=== Texte fourni ===

L'origine européenne de Moskitos lui confère un autre atout. Sous juridiction européenne, la plateforme est aussi conforme au RGPD, comme l'assure Bertrand Masson. "Nous garantissons que la donnée ne sera pas conservée plus longtemps que le client ne le décide tout en étant en capacité de la supprimer pour respecter le cadre réglementaire". Enfin, Moskitos entend démocratiser l'accès à l'iPaaS. Via son module Community Portal, il a récemment introduit un "mode wizard" pour ouvrir sa plateforme à des profils non-IT qui souhaiteraient gérer eux-mêmes les échanges entre applications.
"Une entreprise ne peut pas tout casser et faire fi du passé"
Ces différents atouts ont convaincu des fleurons de l'économie française. Parmi les clients de Moskitos figurent des références telles que L'Oréal, PSA, Transdev ou encore Valeo en France. A l'international, Coca-Cola s'est laissé séduire. Au total, la société revendique 5 000 clients.

===

▸ Exercices à réaliser:
**1.** Recopiez le passage du texte sur Moskitos qui commence aux mots "Ces différents atouts" et s'arrête après "5 000 clients.", en remplaçant partout "clients" par "utilisateurs".
**2.** D'après le texte sur Moskitos, pourquoi la plateforme a-t-elle introduit un "mode wizard" dans son module Community Portal ?
**3.** Poursuivez le texte sur Moskitos à partir de sa dernière phrase.

=== Extraits d'enregistrements ===

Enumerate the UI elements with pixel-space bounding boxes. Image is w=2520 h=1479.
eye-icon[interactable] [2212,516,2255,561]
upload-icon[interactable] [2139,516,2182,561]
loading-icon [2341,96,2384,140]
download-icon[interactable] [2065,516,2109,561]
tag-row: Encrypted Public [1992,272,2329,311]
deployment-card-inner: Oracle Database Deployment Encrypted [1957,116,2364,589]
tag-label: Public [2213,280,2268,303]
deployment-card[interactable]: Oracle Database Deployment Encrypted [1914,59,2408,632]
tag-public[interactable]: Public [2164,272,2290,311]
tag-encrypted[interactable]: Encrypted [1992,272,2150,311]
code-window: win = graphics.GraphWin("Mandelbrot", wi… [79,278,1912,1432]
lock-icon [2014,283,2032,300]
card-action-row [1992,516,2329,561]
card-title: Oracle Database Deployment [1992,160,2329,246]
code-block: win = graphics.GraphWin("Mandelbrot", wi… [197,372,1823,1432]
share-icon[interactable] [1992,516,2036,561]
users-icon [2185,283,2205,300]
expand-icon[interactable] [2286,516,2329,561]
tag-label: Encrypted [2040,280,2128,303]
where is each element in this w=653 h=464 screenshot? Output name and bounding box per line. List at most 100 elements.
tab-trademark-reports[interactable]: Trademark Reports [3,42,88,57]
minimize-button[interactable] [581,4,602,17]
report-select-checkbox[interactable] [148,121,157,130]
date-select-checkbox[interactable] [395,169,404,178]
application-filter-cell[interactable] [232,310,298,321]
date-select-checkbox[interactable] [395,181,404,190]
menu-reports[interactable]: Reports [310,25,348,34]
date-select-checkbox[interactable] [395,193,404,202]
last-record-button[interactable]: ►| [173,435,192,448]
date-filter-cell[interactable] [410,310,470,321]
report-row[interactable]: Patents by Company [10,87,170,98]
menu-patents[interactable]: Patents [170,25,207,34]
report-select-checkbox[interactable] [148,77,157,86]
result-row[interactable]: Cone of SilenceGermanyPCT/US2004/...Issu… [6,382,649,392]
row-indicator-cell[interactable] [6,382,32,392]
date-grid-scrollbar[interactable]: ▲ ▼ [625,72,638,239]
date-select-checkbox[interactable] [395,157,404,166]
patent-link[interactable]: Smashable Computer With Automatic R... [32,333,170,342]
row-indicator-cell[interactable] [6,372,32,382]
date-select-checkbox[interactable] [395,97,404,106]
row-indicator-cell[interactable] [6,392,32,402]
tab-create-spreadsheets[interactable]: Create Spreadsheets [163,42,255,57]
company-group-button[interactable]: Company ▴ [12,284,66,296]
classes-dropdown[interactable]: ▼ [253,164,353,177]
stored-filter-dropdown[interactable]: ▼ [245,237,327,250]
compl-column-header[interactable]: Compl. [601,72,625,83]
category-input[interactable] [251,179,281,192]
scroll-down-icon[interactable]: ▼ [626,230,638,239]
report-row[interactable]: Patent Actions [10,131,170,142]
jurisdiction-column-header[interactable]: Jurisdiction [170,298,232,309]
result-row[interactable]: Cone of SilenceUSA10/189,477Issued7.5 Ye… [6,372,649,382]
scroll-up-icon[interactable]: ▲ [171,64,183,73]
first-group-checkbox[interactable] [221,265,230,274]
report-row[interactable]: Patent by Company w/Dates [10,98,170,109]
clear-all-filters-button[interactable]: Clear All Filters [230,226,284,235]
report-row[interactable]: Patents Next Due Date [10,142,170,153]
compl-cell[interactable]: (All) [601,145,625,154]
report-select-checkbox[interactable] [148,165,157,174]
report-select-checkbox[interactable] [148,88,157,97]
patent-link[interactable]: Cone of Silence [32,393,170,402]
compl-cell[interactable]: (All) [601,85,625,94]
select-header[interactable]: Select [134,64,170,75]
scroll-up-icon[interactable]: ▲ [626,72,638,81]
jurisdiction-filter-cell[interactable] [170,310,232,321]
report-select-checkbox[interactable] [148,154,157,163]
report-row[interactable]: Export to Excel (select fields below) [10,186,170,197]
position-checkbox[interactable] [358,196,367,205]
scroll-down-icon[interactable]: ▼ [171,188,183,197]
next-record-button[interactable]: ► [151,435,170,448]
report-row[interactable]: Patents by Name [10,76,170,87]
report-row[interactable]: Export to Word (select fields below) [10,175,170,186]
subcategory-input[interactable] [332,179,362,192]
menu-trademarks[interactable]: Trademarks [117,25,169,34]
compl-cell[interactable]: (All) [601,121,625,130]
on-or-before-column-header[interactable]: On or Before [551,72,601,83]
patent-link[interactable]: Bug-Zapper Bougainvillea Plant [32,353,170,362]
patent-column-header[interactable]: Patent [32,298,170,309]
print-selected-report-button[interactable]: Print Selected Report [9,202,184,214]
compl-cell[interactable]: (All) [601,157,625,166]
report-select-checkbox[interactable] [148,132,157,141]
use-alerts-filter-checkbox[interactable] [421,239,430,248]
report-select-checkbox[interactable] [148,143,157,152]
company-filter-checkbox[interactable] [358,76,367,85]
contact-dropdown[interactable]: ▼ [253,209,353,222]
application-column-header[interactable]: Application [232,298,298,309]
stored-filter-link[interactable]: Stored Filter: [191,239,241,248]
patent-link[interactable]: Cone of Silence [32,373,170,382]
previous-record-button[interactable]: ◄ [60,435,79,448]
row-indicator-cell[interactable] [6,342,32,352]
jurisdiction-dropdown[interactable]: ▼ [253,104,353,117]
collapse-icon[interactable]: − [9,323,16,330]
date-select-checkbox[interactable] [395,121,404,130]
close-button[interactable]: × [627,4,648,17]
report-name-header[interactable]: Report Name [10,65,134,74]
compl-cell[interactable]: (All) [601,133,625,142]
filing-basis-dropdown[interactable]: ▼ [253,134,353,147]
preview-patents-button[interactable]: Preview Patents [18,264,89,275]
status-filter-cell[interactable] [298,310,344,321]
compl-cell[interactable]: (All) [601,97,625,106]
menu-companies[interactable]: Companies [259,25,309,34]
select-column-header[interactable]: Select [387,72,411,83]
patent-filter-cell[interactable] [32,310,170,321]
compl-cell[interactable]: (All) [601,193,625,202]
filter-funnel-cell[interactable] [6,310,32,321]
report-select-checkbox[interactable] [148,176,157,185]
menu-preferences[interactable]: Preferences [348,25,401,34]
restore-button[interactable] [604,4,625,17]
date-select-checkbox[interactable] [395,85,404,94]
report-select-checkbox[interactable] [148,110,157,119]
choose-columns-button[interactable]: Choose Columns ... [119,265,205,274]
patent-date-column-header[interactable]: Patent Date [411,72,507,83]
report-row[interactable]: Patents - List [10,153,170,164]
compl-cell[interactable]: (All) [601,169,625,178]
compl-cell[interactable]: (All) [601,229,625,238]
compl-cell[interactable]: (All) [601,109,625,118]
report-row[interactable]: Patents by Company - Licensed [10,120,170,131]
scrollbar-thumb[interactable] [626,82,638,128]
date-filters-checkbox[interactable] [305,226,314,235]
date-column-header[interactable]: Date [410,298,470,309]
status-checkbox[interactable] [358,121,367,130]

===

▸ Corrigés:
**1.**
Ces différents atouts ont convaincu des fleurons de l'économie française. Parmi les utilisateurs de Moskitos figurent des références telles que L'Oréal, PSA, Transdev ou encore Valeo en France. A l'international, Coca-Cola s'est laissé séduire. Au total, la société revendique 5 000 utilisateurs.

**2.** Le "mode wizard" vise à ouvrir la plateforme à des profils non-IT qui souhaiteraient gérer eux-mêmes les échanges entre applications. Il s'inscrit dans la volonté de Moskitos de démocratiser l'accès à l'iPaaS.

**3.**
Pour Bertrand Masson, un iPaaS répond à quelques grandes problématiques. Dans les cas les plus courants, il s'agit de valoriser l'existant (legacy). "Un groupe qui possède un AS400 et ne peut le remplacer pour des raisons budgétaires doit pouvoir le faire dialoguer avec les nouvelles briques du SI". En cela, Moskitos s'opposerait à son concurrent MuleSoft dont le mot d'ordre est "first, break IT". "Une entreprise ne peut pas tout casser et faire fi du passé", estime Bertrand Masson. Autre objectif recherché : accélérer le passage au cloud et faciliter l'accès aux services innovants. "Grâce notamment à Crosscut, le DSI de Nextdoor a pu faire sortir de terre un nouveau SI dans le cloud en six semaines", illustre Bertrand Masson. Quant à L'Oréal, il s'est adossé à la plateforme pour déployer de nouveaux services d'IA centrés sur la recommandation de produits en magasins. Dernier cas d'usage : le concept d'entreprise plateforme. Sur ce terrain, le spécialiste du prêt immobilier CAFPI a fait appel à Moskitos pour permettre à ses courtiers d'accéder aux données des établissements bancaires en temps réel.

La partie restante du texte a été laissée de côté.